_Exercise brief_. Tally up the lines that include "Нерезиденти" and state that number by itself.
>> START
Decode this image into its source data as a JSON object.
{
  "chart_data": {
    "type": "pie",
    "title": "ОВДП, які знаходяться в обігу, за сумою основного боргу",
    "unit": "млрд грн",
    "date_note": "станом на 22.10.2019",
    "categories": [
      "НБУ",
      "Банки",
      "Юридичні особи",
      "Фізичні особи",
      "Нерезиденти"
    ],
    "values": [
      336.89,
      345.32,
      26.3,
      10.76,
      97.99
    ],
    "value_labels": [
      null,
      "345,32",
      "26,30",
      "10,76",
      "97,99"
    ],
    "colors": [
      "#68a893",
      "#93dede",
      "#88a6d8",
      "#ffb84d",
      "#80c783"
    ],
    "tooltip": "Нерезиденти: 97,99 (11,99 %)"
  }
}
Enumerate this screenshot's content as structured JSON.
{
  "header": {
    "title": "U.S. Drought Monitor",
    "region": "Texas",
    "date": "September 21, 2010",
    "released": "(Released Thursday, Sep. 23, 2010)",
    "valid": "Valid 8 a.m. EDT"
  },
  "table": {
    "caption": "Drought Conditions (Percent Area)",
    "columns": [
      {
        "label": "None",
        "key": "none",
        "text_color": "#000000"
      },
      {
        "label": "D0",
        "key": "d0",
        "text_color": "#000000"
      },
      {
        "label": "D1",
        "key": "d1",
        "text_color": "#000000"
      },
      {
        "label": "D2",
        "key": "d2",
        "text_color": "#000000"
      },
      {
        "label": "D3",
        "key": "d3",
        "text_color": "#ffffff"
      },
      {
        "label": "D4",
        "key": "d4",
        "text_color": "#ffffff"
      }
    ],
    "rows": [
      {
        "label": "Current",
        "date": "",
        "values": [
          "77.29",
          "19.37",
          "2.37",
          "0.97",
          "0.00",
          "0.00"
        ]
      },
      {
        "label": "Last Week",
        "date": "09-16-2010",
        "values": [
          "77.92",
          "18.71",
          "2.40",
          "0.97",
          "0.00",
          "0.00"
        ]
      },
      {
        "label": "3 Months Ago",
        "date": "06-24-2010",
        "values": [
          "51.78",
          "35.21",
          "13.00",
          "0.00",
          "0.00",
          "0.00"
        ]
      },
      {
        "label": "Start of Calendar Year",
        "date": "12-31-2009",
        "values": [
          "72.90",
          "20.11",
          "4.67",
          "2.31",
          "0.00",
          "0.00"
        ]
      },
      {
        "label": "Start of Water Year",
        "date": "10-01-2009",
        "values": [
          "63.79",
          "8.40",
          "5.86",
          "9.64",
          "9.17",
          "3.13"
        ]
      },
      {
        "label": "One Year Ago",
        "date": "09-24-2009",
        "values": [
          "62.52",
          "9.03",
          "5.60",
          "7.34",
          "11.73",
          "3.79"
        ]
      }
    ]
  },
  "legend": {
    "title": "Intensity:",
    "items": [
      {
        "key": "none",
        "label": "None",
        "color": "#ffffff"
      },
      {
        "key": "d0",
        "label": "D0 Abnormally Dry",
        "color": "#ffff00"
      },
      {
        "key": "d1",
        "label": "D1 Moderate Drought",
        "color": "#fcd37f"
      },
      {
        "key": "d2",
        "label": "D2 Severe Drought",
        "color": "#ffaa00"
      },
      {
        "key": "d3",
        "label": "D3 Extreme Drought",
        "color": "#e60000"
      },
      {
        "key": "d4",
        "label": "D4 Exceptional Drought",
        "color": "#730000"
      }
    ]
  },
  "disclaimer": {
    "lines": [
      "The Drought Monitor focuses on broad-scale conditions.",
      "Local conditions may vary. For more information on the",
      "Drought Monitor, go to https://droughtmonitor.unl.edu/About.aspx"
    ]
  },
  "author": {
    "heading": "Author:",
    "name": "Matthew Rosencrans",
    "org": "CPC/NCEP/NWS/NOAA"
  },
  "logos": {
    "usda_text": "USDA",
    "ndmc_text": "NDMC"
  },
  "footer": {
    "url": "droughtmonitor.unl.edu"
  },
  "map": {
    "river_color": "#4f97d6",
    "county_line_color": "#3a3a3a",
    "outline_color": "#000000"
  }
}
>> END
_Expected answer_. 2